Task to carry out →
Retype the complete listing exactly as it appears.

[Collection entries]
===
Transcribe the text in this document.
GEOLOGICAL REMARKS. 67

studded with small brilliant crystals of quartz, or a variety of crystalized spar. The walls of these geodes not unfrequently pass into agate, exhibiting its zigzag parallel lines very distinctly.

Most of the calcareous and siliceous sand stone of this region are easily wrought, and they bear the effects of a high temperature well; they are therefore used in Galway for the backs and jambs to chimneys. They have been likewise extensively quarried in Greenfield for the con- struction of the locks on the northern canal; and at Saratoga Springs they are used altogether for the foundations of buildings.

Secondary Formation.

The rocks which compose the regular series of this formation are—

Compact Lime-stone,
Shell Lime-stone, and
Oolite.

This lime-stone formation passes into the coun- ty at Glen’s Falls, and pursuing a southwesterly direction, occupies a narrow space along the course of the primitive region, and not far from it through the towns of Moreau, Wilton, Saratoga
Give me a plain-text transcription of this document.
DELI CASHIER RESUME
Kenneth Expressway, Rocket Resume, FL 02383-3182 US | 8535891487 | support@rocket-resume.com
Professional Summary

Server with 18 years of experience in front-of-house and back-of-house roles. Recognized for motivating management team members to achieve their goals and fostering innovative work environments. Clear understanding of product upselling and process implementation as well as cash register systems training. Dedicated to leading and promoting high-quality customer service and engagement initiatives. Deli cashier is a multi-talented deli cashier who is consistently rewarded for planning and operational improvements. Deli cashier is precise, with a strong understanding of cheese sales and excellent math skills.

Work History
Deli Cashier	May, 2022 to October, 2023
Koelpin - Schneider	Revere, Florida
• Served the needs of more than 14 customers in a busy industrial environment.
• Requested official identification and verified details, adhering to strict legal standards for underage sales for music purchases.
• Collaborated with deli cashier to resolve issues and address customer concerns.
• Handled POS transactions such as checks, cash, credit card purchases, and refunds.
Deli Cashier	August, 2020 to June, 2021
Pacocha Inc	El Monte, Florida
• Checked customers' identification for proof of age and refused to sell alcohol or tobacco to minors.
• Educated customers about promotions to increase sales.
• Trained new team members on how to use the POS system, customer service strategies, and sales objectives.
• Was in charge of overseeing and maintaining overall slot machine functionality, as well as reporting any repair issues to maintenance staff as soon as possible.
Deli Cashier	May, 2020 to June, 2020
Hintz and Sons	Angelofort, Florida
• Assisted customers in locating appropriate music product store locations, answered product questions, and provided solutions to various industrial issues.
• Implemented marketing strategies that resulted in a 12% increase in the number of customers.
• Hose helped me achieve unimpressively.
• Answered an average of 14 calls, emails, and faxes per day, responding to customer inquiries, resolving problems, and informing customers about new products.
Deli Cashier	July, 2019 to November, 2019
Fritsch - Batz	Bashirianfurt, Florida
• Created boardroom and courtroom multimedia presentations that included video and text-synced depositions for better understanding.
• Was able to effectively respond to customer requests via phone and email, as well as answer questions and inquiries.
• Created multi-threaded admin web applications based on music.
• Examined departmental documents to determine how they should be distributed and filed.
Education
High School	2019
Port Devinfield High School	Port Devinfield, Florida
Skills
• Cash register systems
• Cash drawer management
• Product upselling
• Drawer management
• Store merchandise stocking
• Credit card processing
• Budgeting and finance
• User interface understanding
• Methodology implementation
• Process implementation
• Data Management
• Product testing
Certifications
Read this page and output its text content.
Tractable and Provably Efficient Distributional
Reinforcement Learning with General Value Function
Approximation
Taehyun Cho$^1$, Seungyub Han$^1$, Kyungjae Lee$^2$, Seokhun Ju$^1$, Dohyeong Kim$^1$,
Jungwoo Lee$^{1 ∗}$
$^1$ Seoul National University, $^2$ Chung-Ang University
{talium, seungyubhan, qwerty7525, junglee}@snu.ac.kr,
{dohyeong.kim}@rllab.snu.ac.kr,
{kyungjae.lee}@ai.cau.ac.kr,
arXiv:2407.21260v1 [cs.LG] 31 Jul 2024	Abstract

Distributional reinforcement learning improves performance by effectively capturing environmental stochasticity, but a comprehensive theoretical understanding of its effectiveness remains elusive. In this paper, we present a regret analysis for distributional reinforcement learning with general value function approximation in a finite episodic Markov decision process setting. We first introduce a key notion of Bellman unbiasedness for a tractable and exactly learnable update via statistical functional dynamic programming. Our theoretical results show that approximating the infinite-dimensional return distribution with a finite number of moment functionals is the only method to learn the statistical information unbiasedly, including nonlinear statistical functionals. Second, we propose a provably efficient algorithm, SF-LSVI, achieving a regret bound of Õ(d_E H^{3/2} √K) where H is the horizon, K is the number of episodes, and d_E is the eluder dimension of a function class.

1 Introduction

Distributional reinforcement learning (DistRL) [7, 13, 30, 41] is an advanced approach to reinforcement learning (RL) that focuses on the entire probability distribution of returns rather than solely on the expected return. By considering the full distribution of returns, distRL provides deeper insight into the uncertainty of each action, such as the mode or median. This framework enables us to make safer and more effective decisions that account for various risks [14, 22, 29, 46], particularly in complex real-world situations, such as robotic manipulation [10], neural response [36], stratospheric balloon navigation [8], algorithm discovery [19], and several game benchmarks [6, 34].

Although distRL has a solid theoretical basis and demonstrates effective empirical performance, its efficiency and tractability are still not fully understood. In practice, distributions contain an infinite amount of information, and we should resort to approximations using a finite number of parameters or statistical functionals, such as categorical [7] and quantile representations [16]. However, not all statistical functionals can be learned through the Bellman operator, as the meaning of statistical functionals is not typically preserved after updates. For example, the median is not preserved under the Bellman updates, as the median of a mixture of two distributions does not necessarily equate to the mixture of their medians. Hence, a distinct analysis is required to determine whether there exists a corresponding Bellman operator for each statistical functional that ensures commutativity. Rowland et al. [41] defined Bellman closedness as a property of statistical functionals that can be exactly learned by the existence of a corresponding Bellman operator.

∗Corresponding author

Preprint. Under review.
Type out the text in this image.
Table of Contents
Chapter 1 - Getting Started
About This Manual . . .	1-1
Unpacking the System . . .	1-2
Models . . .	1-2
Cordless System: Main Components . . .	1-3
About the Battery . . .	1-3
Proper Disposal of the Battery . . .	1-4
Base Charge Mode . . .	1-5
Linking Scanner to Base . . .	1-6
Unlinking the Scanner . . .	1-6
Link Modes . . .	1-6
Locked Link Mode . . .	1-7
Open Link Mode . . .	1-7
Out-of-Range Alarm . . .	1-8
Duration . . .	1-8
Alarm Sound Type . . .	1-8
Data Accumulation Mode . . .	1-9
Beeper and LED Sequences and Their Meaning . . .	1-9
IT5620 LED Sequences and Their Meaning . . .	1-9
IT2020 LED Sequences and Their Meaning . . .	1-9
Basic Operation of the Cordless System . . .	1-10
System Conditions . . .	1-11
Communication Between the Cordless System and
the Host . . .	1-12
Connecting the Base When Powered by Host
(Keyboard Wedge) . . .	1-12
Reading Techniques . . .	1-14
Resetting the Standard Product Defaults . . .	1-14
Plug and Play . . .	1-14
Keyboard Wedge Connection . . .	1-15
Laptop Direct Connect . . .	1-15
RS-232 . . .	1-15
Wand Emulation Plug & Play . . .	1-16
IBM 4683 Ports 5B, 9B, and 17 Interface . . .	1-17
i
===
Response to the task →
Transcribe the text in this document.
GEOLOGICAL REMARKS. 67

studded with small brilliant crystals of quartz, or a variety of crystalized spar. The walls of these geodes not unfrequently pass into agate, exhibiting its zigzag parallel lines very distinctly.

Most of the calcareous and siliceous sand stone of this region are easily wrought, and they bear the effects of a high temperature well; they are therefore used in Galway for the backs and jambs to chimneys. They have been likewise extensively quarried in Greenfield for the con- struction of the locks on the northern canal; and at Saratoga Springs they are used altogether for the foundations of buildings.

Secondary Formation.

The rocks which compose the regular series of this formation are—

Compact Lime-stone,
Shell Lime-stone, and
Oolite.

This lime-stone formation passes into the coun- ty at Glen’s Falls, and pursuing a southwesterly direction, occupies a narrow space along the course of the primitive region, and not far from it through the towns of Moreau, Wilton, Saratoga
Give me a plain-text transcription of this document.
DELI CASHIER RESUME
Kenneth Expressway, Rocket Resume, FL 02383-3182 US | 8535891487 | support@rocket-resume.com
Professional Summary

Server with 18 years of experience in front-of-house and back-of-house roles. Recognized for motivating management team members to achieve their goals and fostering innovative work environments. Clear understanding of product upselling and process implementation as well as cash register systems training. Dedicated to leading and promoting high-quality customer service and engagement initiatives. Deli cashier is a multi-talented deli cashier who is consistently rewarded for planning and operational improvements. Deli cashier is precise, with a strong understanding of cheese sales and excellent math skills.

Work History
Deli Cashier	May, 2022 to October, 2023
Koelpin - Schneider	Revere, Florida
• Served the needs of more than 14 customers in a busy industrial environment.
• Requested official identification and verified details, adhering to strict legal standards for underage sales for music purchases.
• Collaborated with deli cashier to resolve issues and address customer concerns.
• Handled POS transactions such as checks, cash, credit card purchases, and refunds.
Deli Cashier	August, 2020 to June, 2021
Pacocha Inc	El Monte, Florida
• Checked customers' identification for proof of age and refused to sell alcohol or tobacco to minors.
• Educated customers about promotions to increase sales.
• Trained new team members on how to use the POS system, customer service strategies, and sales objectives.
• Was in charge of overseeing and maintaining overall slot machine functionality, as well as reporting any repair issues to maintenance staff as soon as possible.
Deli Cashier	May, 2020 to June, 2020
Hintz and Sons	Angelofort, Florida
• Assisted customers in locating appropriate music product store locations, answered product questions, and provided solutions to various industrial issues.
• Implemented marketing strategies that resulted in a 12% increase in the number of customers.
• Hose helped me achieve unimpressively.
• Answered an average of 14 calls, emails, and faxes per day, responding to customer inquiries, resolving problems, and informing customers about new products.
Deli Cashier	July, 2019 to November, 2019
Fritsch - Batz	Bashirianfurt, Florida
• Created boardroom and courtroom multimedia presentations that included video and text-synced depositions for better understanding.
• Was able to effectively respond to customer requests via phone and email, as well as answer questions and inquiries.
• Created multi-threaded admin web applications based on music.
• Examined departmental documents to determine how they should be distributed and filed.
Education
High School	2019
Port Devinfield High School	Port Devinfield, Florida
Skills
• Cash register systems
• Cash drawer management
• Product upselling
• Drawer management
• Store merchandise stocking
• Credit card processing
• Budgeting and finance
• User interface understanding
• Methodology implementation
• Process implementation
• Data Management
• Product testing
Certifications
Read this page and output its text content.
Tractable and Provably Efficient Distributional
Reinforcement Learning with General Value Function
Approximation
Taehyun Cho$^1$, Seungyub Han$^1$, Kyungjae Lee$^2$, Seokhun Ju$^1$, Dohyeong Kim$^1$,
Jungwoo Lee$^{1 ∗}$
$^1$ Seoul National University, $^2$ Chung-Ang University
{talium, seungyubhan, qwerty7525, junglee}@snu.ac.kr,
{dohyeong.kim}@rllab.snu.ac.kr,
{kyungjae.lee}@ai.cau.ac.kr,
arXiv:2407.21260v1 [cs.LG] 31 Jul 2024	Abstract

Distributional reinforcement learning improves performance by effectively capturing environmental stochasticity, but a comprehensive theoretical understanding of its effectiveness remains elusive. In this paper, we present a regret analysis for distributional reinforcement learning with general value function approximation in a finite episodic Markov decision process setting. We first introduce a key notion of Bellman unbiasedness for a tractable and exactly learnable update via statistical functional dynamic programming. Our theoretical results show that approximating the infinite-dimensional return distribution with a finite number of moment functionals is the only method to learn the statistical information unbiasedly, including nonlinear statistical functionals. Second, we propose a provably efficient algorithm, SF-LSVI, achieving a regret bound of Õ(d_E H^{3/2} √K) where H is the horizon, K is the number of episodes, and d_E is the eluder dimension of a function class.

1 Introduction

Distributional reinforcement learning (DistRL) [7, 13, 30, 41] is an advanced approach to reinforcement learning (RL) that focuses on the entire probability distribution of returns rather than solely on the expected return. By considering the full distribution of returns, distRL provides deeper insight into the uncertainty of each action, such as the mode or median. This framework enables us to make safer and more effective decisions that account for various risks [14, 22, 29, 46], particularly in complex real-world situations, such as robotic manipulation [10], neural response [36], stratospheric balloon navigation [8], algorithm discovery [19], and several game benchmarks [6, 34].

Although distRL has a solid theoretical basis and demonstrates effective empirical performance, its efficiency and tractability are still not fully understood. In practice, distributions contain an infinite amount of information, and we should resort to approximations using a finite number of parameters or statistical functionals, such as categorical [7] and quantile representations [16]. However, not all statistical functionals can be learned through the Bellman operator, as the meaning of statistical functionals is not typically preserved after updates. For example, the median is not preserved under the Bellman updates, as the median of a mixture of two distributions does not necessarily equate to the mixture of their medians. Hence, a distinct analysis is required to determine whether there exists a corresponding Bellman operator for each statistical functional that ensures commutativity. Rowland et al. [41] defined Bellman closedness as a property of statistical functionals that can be exactly learned by the existence of a corresponding Bellman operator.

∗Corresponding author

Preprint. Under review.
Type out the text in this image.
Table of Contents
Chapter 1 - Getting Started
About This Manual . . .	1-1
Unpacking the System . . .	1-2
Models . . .	1-2
Cordless System: Main Components . . .	1-3
About the Battery . . .	1-3
Proper Disposal of the Battery . . .	1-4
Base Charge Mode . . .	1-5
Linking Scanner to Base . . .	1-6
Unlinking the Scanner . . .	1-6
Link Modes . . .	1-6
Locked Link Mode . . .	1-7
Open Link Mode . . .	1-7
Out-of-Range Alarm . . .	1-8
Duration . . .	1-8
Alarm Sound Type . . .	1-8
Data Accumulation Mode . . .	1-9
Beeper and LED Sequences and Their Meaning . . .	1-9
IT5620 LED Sequences and Their Meaning . . .	1-9
IT2020 LED Sequences and Their Meaning . . .	1-9
Basic Operation of the Cordless System . . .	1-10
System Conditions . . .	1-11
Communication Between the Cordless System and
the Host . . .	1-12
Connecting the Base When Powered by Host
(Keyboard Wedge) . . .	1-12
Reading Techniques . . .	1-14
Resetting the Standard Product Defaults . . .	1-14
Plug and Play . . .	1-14
Keyboard Wedge Connection . . .	1-15
Laptop Direct Connect . . .	1-15
RS-232 . . .	1-15
Wand Emulation Plug & Play . . .	1-16
IBM 4683 Ports 5B, 9B, and 17 Interface . . .	1-17
i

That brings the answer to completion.